** Dataset records **
## start

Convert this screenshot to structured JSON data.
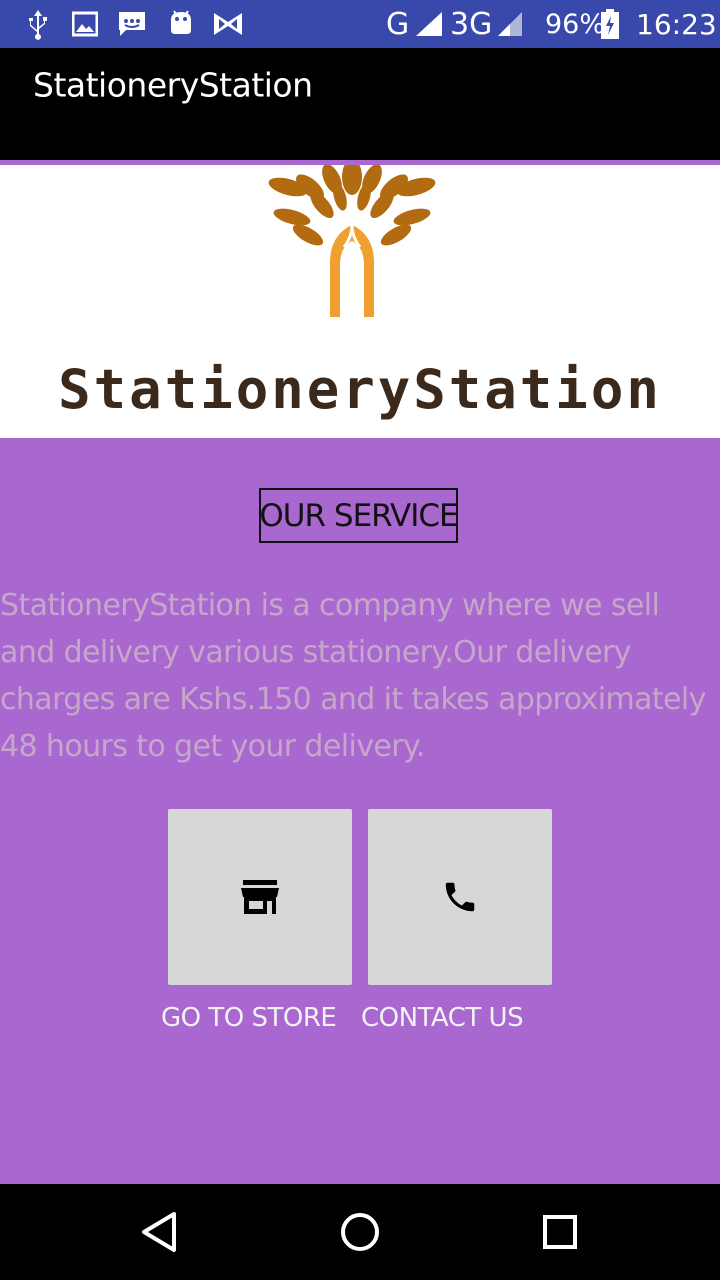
{
  "status_bar": {
    "network": "G",
    "network2": "3G",
    "battery": "96%",
    "time": "16:23",
    "icons": [
      "usb-icon",
      "image-icon",
      "message-icon",
      "android-icon",
      "bowtie-icon",
      "signal-icon",
      "battery-icon"
    ]
  },
  "app_bar": {
    "title": "StationeryStation"
  },
  "header": {
    "brand": "StationeryStation"
  },
  "service": {
    "heading": "OUR SERVICE",
    "description": "StationeryStation is a company where we sell and delivery various stationery.Our delivery charges are Kshs.150 and it takes approximately 48 hours to get your delivery."
  },
  "actions": {
    "store_label": "GO TO STORE",
    "contact_label": "CONTACT US"
  },
  "colors": {
    "status_bar": "#3949ab",
    "app_bar": "#000000",
    "background": "#a967d0",
    "tile": "#d6d7d7",
    "logo_leaves": "#b36b12",
    "logo_trunk": "#f0a030"
  }
}
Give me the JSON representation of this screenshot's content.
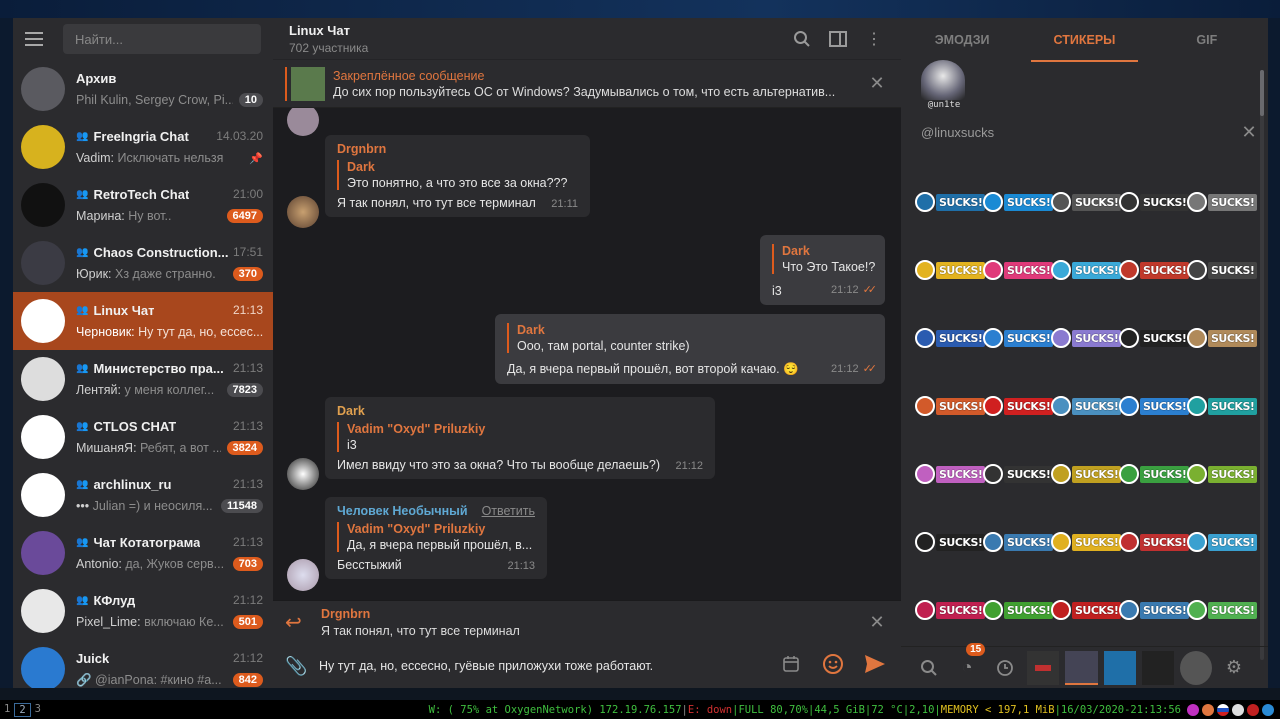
{
  "left": {
    "search_placeholder": "Найти...",
    "chats": [
      {
        "name": "Архив",
        "group": false,
        "time": "",
        "sender": "",
        "preview": "Phil Kulin, Sergey Crow, Pi...",
        "badge": "10",
        "badge_muted": true,
        "pinned": false,
        "color": "#5a5a60"
      },
      {
        "name": "FreeIngria Chat",
        "group": true,
        "time": "14.03.20",
        "sender": "Vadim:",
        "preview": " Исключать нельзя",
        "badge": "",
        "badge_muted": false,
        "pinned": true,
        "color": "#d7b21e"
      },
      {
        "name": "RetroTech Chat",
        "group": true,
        "time": "21:00",
        "sender": "Марина:",
        "preview": " Ну вот..",
        "badge": "6497",
        "badge_muted": false,
        "pinned": false,
        "color": "#111111"
      },
      {
        "name": "Chaos Construction...",
        "group": true,
        "time": "17:51",
        "sender": "Юрик:",
        "preview": " Хз даже странно.",
        "badge": "370",
        "badge_muted": false,
        "pinned": false,
        "color": "#3b3b44"
      },
      {
        "name": "Linux Чат",
        "group": true,
        "time": "21:13",
        "sender": "Черновик:",
        "preview": " Ну тут да, но, ессес...",
        "badge": "",
        "badge_muted": false,
        "pinned": false,
        "color": "#ffffff",
        "active": true
      },
      {
        "name": "Министерство пра...",
        "group": true,
        "time": "21:13",
        "sender": "Лентяй:",
        "preview": " у меня коллег...",
        "badge": "7823",
        "badge_muted": true,
        "pinned": false,
        "color": "#dddddd"
      },
      {
        "name": "CTLOS CHAT",
        "group": true,
        "time": "21:13",
        "sender": "МишаняЯ:",
        "preview": " Ребят, а вот ...",
        "badge": "3824",
        "badge_muted": false,
        "pinned": false,
        "color": "#ffffff"
      },
      {
        "name": "archlinux_ru",
        "group": true,
        "time": "21:13",
        "sender": "•••",
        "preview": " Julian =) и неосиля...",
        "badge": "11548",
        "badge_muted": true,
        "pinned": false,
        "color": "#ffffff"
      },
      {
        "name": "Чат Котатограма",
        "group": true,
        "time": "21:13",
        "sender": "Antonio:",
        "preview": " да, Жуков серв...",
        "badge": "703",
        "badge_muted": false,
        "pinned": false,
        "color": "#6a4a9a"
      },
      {
        "name": "КФлуд",
        "group": true,
        "time": "21:12",
        "sender": "Pixel_Lime:",
        "preview": " включаю Ке...",
        "badge": "501",
        "badge_muted": false,
        "pinned": false,
        "color": "#e8e8e8"
      },
      {
        "name": "Juick",
        "group": false,
        "time": "21:12",
        "sender": "🔗",
        "preview": " @ianPona: #кино #a...",
        "badge": "842",
        "badge_muted": false,
        "pinned": false,
        "color": "#2a7ad0"
      }
    ]
  },
  "chat": {
    "title": "Linux Чат",
    "subtitle": "702 участника",
    "pinned_title": "Закреплённое сообщение",
    "pinned_text": "До сих пор пользуйтесь ОС от Windows? Задумывались о том, что есть альтернатив...",
    "messages": [
      {
        "sender": "Drgnbrn",
        "sender_color": "#e0763f",
        "reply_name": "Dark",
        "reply_text": "Это понятно, а что это все за окна???",
        "text": "Я так понял, что тут все терминал",
        "time": "21:11",
        "out": false
      },
      {
        "sender": "",
        "reply_name": "Dark",
        "reply_text": "Что Это Такое!?",
        "text": "i3",
        "time": "21:12",
        "out": true
      },
      {
        "sender": "",
        "reply_name": "Dark",
        "reply_text": "Ооо, там portal, counter strike)",
        "text": "Да, я вчера первый прошёл, вот второй качаю. 😌",
        "time": "21:12",
        "out": true
      },
      {
        "sender": "Dark",
        "sender_color": "#e0a04f",
        "reply_name": "Vadim \"Oxyd\" Priluzkiy",
        "reply_text": "i3",
        "text": "Имел ввиду что это за окна? Что ты вообще делаешь?)",
        "time": "21:12",
        "out": false
      },
      {
        "sender": "Человек Необычный",
        "sender_color": "#5fa8d3",
        "action": "Ответить",
        "reply_name": "Vadim \"Oxyd\" Priluzkiy",
        "reply_text": "Да, я вчера первый прошёл, в...",
        "text": "Бесстыжий",
        "time": "21:13",
        "out": false
      }
    ],
    "reply_to_name": "Drgnbrn",
    "reply_to_text": "Я так понял, что тут все терминал",
    "draft": "Ну тут да, но, ессесно, гуёвые приложухи тоже работают."
  },
  "panel": {
    "tabs": [
      "ЭМОДЗИ",
      "СТИКЕРЫ",
      "GIF"
    ],
    "active_tab": 1,
    "top_sticker_caption": "@un1te",
    "pack_name": "@linuxsucks",
    "sticker_text": "SUCKS!",
    "sticker_colors": [
      [
        "#1f6fa8",
        "#1a8ad4",
        "#555555",
        "#333333",
        "#777777"
      ],
      [
        "#e3b320",
        "#e03a7a",
        "#3aa9d8",
        "#c0392b",
        "#444444"
      ],
      [
        "#2a5bb0",
        "#2b7fd0",
        "#8a7ad0",
        "#222222",
        "#b08a5a"
      ],
      [
        "#d25a2a",
        "#d02020",
        "#4a90c0",
        "#2b7fd0",
        "#20a0a0"
      ],
      [
        "#c060c0",
        "#333333",
        "#c0a020",
        "#3aa040",
        "#7ab030"
      ],
      [
        "#222222",
        "#3a7ab0",
        "#e0b020",
        "#c03030",
        "#3aa0d0"
      ],
      [
        "#c02050",
        "#40a030",
        "#c02020",
        "#3a7ab0",
        "#50b050"
      ]
    ],
    "recent_badge": "15"
  },
  "tray": {
    "workspaces": [
      "1",
      "2",
      "3"
    ],
    "active_ws": 1,
    "status": [
      {
        "t": "W: ( 75% at OxygenNetwork) 172.19.76.157",
        "c": "#3fbf3f"
      },
      {
        "t": "|",
        "c": "#888"
      },
      {
        "t": "E: down",
        "c": "#d03030"
      },
      {
        "t": "|FULL 80,70%|44,5 GiB|72 °C|2,10|",
        "c": "#3fbf3f"
      },
      {
        "t": "MEMORY < 197,1 MiB",
        "c": "#e0c020"
      },
      {
        "t": "|16/03/2020-21:13:56",
        "c": "#3fbf3f"
      }
    ]
  }
}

## end

** Work instructions **
Find the lines containing "Drgnbrn" and list every one of them.

** Result of the task **
        "sender": "Drgnbrn",
    "reply_to_name": "Drgnbrn",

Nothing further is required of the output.